|By Michael Kopp||
|December 12, 2012 07:30 AM EST||
Anyone who ever monitored or analyzed an application uses or has used averages. They are simple to understand and calculate. We tend to ignore just how wrong the picture is that averages paint of the world. To emphasis the point let me give you a real-world example outside of the performance space that I read recently in a newspaper.
The article was explaining that the average salary in a certain region in Europe was 1900 Euro's (to be clear this would be quite good in that region!). However when looking closer they found out that the majority, namely 9 out of 10 people, only earned around 1000 Euros and one would earn 10.000 (I over simplified this of course, but you get the idea). If you do the math you will see that the average of this is indeed 1900, but we can all agree that this does not represent the "average" salary as we would use the word in day to day live. So now let's apply this thinking to application performance.
The Average Response Time
The average response time is by far the most commonly used metric in application performance management. We assume that this represents a "normal" transaction, however this would only be true if the response time is always the same (all transaction run at equal speed) or the response time distribution is roughly bell curved.
A Bell curve represents the "normal" distribution of response times in which the average and the median are the same. It rarely ever occurs in real applications
In a Bell Curve the average (mean) and median are the same. In other words observed performance would represent the majority (half or more than half) of the transactions.
In reality most applications have few very heavy outliers; a statistician would say that the curve has a long tail. A long tail does not imply many slow transactions, but few that are magnitudes slower than the norm.

• _COMPLETE THE FOLLOWING_:
a – Copy the article on average response times word for word, from "In reality most" up to and including "than the norm.".
b – According to the article on average response times, which two values are the same in a bell curve?
c – List every distinct euro amount that the article on average response times mentions.

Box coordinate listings
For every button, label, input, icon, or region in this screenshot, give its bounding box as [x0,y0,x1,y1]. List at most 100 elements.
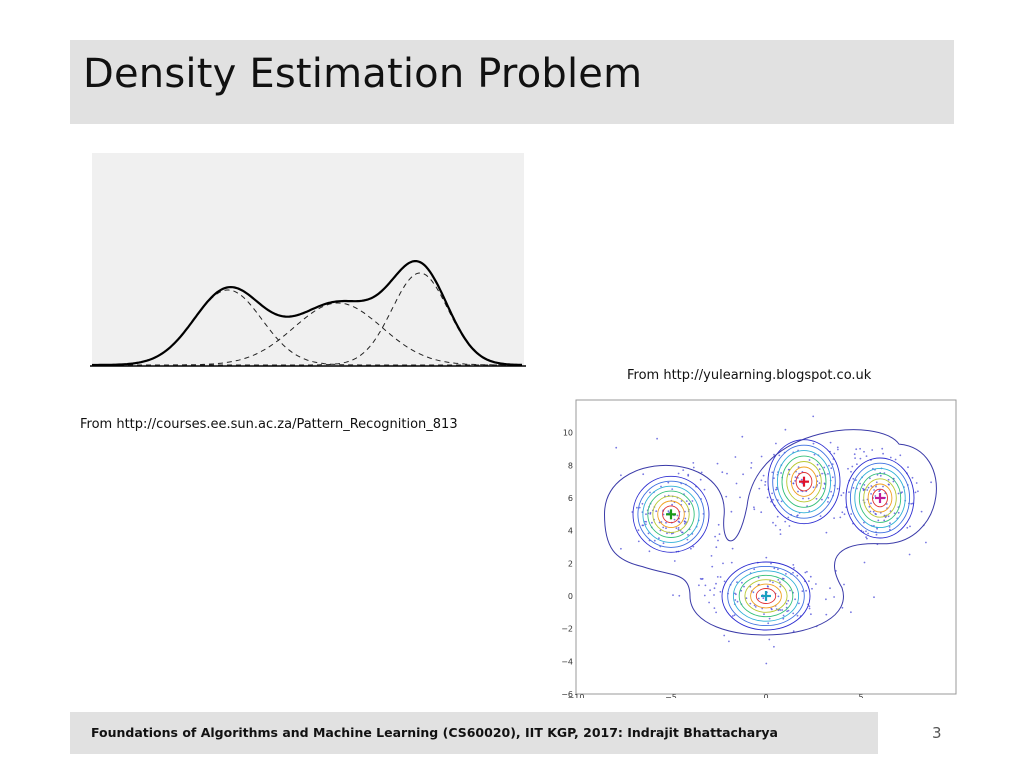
data-point [782,617,785,620]
data-point [796,515,798,517]
data-point [765,662,768,665]
figure-background [92,153,524,365]
data-point [767,585,769,588]
data-point [823,482,826,485]
data-point [777,568,779,571]
data-point [715,546,718,549]
data-point [772,521,774,524]
data-point [813,453,816,456]
data-point [815,583,817,585]
figure2-caption: From http://yulearning.blogspot.co.uk [627,368,872,383]
data-point [731,547,734,550]
data-point [823,466,826,469]
data-point [690,547,692,550]
data-point [659,529,662,532]
data-point [833,452,836,455]
data-point [658,537,660,540]
data-point [745,597,748,600]
data-point [775,488,777,491]
data-point [837,448,839,451]
data-point [794,476,797,479]
data-point [725,495,728,498]
data-point [794,598,796,601]
contour-ring [637,480,705,548]
data-point [878,490,881,493]
contour-ring [657,500,685,529]
data-point [798,602,800,605]
data-point [792,571,794,574]
data-point [881,447,884,450]
footer-text: Foundations of Algorithms and Machine Le… [91,725,778,740]
data-point [775,486,778,489]
x-tick-label: −10 [568,693,585,698]
data-point [676,514,679,517]
data-point [802,497,804,500]
outer-contour [603,429,937,636]
data-point [806,570,808,573]
data-point [839,516,842,519]
data-point [792,612,795,615]
data-point [914,491,917,494]
data-point [892,480,895,483]
contour-ring [854,467,906,529]
data-point [875,485,877,488]
data-point [740,589,743,592]
data-point [908,553,911,556]
data-point [779,581,781,584]
data-point [866,537,868,540]
data-point [760,479,763,482]
data-point [882,452,884,455]
data-point [909,525,911,528]
data-point [848,491,850,493]
data-point [865,530,867,533]
data-point [713,594,715,596]
data-point [764,484,766,486]
data-point [700,578,703,580]
data-point [717,539,719,542]
data-point [656,437,658,440]
data-point [637,540,640,543]
data-point [906,526,909,529]
data-point [730,510,733,513]
page-number: 3 [932,724,942,742]
data-point [920,510,923,513]
data-point [899,454,902,457]
data-point [736,600,739,603]
data-point [757,597,760,600]
contour-ring [772,444,836,519]
data-point [766,496,769,499]
data-point [665,521,667,524]
data-point [816,463,819,466]
data-point [847,467,849,470]
data-point [683,520,686,523]
contour-ring [647,490,695,538]
data-point [830,490,832,493]
data-point [649,511,652,514]
data-point [785,606,788,609]
data-point [716,462,719,465]
data-point [680,500,683,502]
data-point [785,602,788,605]
data-point [836,487,839,490]
data-point [808,510,811,513]
data-point [677,528,680,531]
data-point [842,492,845,494]
data-point [855,479,857,481]
data-point [651,521,653,524]
data-point [773,453,775,456]
data-point [841,606,844,609]
data-point [770,562,772,565]
data-point [731,615,734,617]
data-point [865,536,867,538]
data-point [754,606,757,608]
data-point [750,467,752,469]
data-point [667,481,670,484]
data-point [797,466,800,468]
data-point [773,645,775,648]
contour-ring [872,488,888,508]
y-tick-label: 10 [563,429,573,438]
data-point [736,581,738,584]
data-point [780,472,782,474]
data-point [809,575,812,578]
contour-ring [732,570,800,622]
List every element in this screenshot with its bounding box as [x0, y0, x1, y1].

• _TASK-BY-TASK SOLUTIONS_:
a –
In reality most applications have few very heavy outliers; a statistician would say that the curve has a long tail. A long tail does not imply many slow transactions, but few that are magnitudes slower than the norm.

b – The average (mean) and the median.

c – 1900 Euros, 1000 Euros, 10.000 Euros